━━━ Records
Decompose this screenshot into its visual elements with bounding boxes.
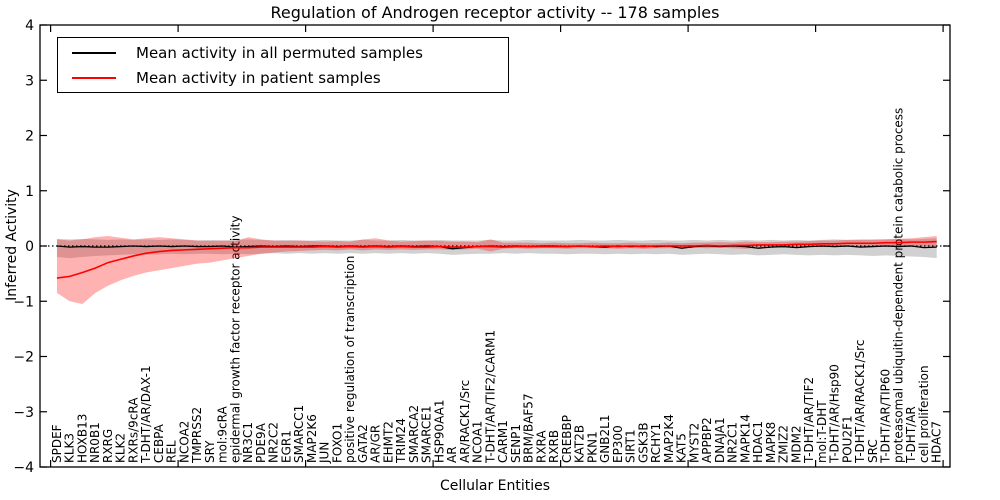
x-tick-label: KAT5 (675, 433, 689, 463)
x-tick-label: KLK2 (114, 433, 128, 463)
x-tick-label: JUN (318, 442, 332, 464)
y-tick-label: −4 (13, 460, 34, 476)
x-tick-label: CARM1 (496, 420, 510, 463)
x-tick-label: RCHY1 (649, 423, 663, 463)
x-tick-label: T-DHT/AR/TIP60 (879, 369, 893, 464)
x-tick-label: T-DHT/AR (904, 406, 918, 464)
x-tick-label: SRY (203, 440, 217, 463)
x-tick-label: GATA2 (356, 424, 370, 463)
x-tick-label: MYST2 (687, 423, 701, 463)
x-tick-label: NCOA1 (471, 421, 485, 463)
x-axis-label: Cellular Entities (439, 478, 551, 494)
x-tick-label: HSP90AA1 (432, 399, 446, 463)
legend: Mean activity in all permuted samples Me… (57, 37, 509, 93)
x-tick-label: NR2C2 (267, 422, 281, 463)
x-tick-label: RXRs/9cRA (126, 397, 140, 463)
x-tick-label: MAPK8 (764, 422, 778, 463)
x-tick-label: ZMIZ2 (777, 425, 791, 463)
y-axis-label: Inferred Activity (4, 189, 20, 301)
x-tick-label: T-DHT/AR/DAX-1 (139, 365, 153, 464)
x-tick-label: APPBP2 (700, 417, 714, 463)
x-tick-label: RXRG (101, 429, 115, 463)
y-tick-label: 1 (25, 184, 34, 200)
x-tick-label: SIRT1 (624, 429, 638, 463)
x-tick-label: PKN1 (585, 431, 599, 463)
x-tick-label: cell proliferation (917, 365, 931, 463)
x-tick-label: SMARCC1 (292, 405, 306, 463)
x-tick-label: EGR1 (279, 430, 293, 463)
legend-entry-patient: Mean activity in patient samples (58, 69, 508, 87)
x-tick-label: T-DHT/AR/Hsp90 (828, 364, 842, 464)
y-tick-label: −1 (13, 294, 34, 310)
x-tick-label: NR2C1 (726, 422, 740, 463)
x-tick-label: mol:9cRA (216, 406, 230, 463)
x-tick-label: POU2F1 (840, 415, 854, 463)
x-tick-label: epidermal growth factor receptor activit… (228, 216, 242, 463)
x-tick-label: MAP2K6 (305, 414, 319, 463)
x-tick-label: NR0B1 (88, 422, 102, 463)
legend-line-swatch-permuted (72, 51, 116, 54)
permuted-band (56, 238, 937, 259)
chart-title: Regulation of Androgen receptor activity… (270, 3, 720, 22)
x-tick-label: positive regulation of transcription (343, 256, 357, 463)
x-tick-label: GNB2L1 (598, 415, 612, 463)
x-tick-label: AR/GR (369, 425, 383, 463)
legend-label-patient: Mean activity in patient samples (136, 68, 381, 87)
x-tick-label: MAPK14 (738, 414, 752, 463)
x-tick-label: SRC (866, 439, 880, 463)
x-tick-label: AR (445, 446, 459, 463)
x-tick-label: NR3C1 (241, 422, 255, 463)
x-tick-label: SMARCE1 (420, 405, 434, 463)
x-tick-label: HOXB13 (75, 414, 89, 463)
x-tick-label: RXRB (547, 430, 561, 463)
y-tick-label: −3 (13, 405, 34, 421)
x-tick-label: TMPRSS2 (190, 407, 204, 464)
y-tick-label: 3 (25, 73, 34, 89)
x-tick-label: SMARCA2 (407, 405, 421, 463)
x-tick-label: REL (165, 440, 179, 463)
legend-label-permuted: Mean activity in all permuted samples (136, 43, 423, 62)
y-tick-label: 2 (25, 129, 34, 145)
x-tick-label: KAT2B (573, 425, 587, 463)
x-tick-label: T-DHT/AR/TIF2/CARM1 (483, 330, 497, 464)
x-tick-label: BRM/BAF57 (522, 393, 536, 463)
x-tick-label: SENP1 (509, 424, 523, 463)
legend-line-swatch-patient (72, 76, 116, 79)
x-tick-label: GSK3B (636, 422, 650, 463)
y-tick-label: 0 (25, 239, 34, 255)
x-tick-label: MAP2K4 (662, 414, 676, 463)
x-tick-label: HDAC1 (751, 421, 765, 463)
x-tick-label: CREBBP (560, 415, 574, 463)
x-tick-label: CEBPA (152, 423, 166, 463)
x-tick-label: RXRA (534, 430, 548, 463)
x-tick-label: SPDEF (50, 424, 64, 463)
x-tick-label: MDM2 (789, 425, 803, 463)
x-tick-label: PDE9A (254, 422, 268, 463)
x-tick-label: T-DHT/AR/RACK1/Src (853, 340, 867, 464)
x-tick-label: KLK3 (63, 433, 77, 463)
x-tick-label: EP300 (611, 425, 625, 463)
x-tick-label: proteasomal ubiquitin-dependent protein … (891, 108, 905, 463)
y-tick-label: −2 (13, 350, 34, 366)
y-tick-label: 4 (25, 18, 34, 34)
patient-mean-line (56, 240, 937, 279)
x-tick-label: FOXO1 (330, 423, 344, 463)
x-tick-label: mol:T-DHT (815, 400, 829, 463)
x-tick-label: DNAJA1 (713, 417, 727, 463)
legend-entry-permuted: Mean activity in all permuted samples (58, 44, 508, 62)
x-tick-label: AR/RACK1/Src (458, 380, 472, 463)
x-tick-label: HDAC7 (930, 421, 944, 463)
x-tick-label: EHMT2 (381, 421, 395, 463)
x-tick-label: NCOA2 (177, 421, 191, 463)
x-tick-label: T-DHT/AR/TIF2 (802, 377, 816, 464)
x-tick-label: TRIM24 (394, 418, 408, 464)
━━━━━━
━━━ Records
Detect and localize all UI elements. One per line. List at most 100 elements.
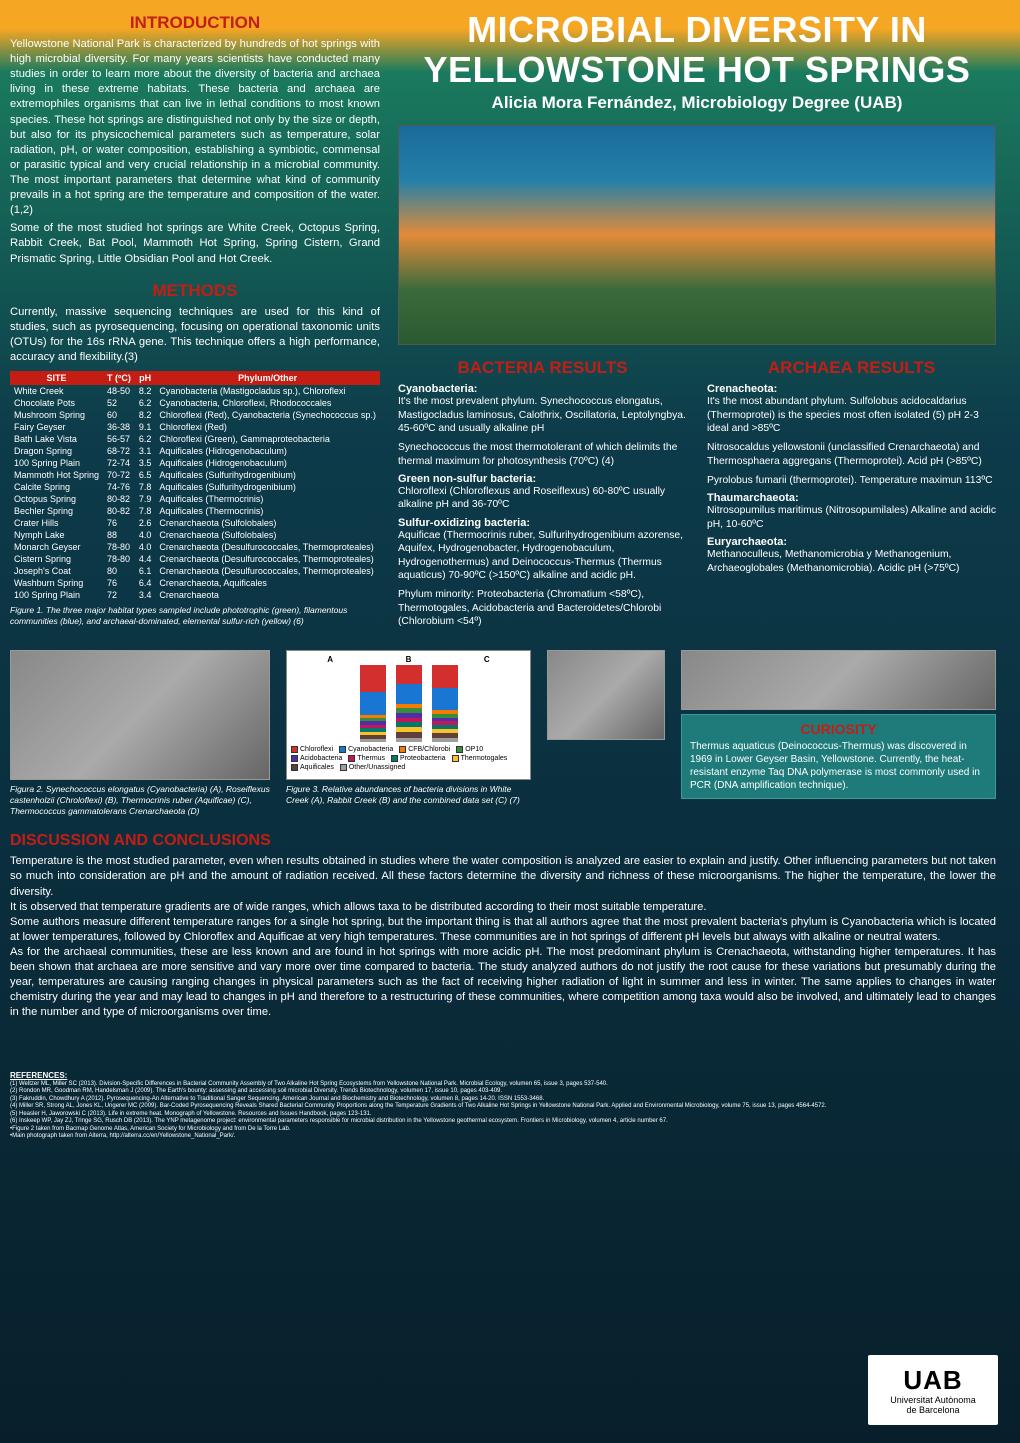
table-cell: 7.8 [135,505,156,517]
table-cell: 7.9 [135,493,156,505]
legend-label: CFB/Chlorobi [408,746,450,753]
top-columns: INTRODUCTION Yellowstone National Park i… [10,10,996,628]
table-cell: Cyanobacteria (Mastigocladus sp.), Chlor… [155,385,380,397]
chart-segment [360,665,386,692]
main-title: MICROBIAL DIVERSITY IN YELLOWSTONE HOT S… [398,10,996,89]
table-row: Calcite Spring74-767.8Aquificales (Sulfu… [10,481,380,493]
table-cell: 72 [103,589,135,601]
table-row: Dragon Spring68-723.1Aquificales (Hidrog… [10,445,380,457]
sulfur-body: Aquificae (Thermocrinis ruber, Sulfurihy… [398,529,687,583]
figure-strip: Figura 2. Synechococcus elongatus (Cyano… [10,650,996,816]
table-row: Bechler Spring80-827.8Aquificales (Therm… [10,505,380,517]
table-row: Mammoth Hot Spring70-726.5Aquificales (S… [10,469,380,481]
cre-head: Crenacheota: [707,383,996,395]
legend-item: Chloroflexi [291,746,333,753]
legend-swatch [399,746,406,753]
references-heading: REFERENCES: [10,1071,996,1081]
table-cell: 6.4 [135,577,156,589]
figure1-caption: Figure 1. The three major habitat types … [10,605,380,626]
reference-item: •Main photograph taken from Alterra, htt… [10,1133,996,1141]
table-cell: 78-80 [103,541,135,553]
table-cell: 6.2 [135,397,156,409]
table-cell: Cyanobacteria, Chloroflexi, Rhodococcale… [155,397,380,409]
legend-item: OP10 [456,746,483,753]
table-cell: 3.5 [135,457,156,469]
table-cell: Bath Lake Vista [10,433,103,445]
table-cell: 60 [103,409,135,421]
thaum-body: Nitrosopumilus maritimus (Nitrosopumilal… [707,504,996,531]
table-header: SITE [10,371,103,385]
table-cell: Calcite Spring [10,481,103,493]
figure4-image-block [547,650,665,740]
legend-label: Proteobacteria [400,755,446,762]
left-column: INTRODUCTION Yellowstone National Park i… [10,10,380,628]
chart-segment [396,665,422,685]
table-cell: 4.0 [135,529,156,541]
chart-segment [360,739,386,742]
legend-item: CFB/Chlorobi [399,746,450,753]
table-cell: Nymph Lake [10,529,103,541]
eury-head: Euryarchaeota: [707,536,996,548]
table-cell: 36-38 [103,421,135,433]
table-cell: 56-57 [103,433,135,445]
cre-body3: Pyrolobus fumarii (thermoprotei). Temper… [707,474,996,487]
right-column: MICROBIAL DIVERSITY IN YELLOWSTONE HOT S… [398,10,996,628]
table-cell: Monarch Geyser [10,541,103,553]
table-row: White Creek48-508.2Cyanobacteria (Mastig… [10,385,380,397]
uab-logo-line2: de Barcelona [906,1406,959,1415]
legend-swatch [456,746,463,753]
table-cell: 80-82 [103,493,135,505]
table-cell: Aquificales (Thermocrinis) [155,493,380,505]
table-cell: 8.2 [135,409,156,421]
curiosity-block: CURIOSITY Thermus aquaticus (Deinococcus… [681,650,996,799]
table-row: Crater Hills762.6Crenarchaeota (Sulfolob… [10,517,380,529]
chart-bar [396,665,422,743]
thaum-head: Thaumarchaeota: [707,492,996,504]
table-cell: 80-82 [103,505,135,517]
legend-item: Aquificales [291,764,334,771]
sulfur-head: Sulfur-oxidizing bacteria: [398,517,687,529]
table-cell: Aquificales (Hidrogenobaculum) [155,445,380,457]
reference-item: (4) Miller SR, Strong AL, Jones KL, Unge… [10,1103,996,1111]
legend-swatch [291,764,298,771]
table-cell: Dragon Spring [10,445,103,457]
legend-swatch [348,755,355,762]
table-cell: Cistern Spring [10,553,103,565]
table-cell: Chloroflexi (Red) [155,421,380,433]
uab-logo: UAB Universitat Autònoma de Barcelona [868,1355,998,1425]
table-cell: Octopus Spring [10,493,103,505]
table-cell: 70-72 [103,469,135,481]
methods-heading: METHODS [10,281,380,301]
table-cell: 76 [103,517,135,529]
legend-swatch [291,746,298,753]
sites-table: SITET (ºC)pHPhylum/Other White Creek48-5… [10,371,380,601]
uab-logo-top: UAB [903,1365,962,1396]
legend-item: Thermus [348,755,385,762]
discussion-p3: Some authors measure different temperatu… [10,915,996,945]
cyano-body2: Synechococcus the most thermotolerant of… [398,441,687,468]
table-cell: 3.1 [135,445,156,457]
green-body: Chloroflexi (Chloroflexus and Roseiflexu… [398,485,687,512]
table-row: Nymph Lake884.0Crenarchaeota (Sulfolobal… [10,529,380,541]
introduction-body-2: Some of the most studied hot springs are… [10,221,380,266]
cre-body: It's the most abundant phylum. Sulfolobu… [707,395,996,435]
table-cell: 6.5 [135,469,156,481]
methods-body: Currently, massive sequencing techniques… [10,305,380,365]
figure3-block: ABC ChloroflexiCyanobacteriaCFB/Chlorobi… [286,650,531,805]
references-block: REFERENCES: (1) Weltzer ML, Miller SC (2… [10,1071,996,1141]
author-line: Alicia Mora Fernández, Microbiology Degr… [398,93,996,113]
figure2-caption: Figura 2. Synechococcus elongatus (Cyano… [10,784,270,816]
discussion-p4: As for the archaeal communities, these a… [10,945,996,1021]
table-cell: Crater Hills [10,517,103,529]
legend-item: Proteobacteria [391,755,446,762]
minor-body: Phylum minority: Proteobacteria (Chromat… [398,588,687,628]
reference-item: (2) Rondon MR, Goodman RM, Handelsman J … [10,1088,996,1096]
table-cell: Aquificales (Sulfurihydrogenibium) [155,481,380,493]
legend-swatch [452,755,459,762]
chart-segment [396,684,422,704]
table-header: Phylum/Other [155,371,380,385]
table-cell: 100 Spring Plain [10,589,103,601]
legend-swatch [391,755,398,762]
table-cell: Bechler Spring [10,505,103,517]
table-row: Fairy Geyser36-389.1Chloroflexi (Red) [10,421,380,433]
━━━━━━
Requirement: Check how many lines in the entries contain "Miller", and reply with that number alone.

Solution: 2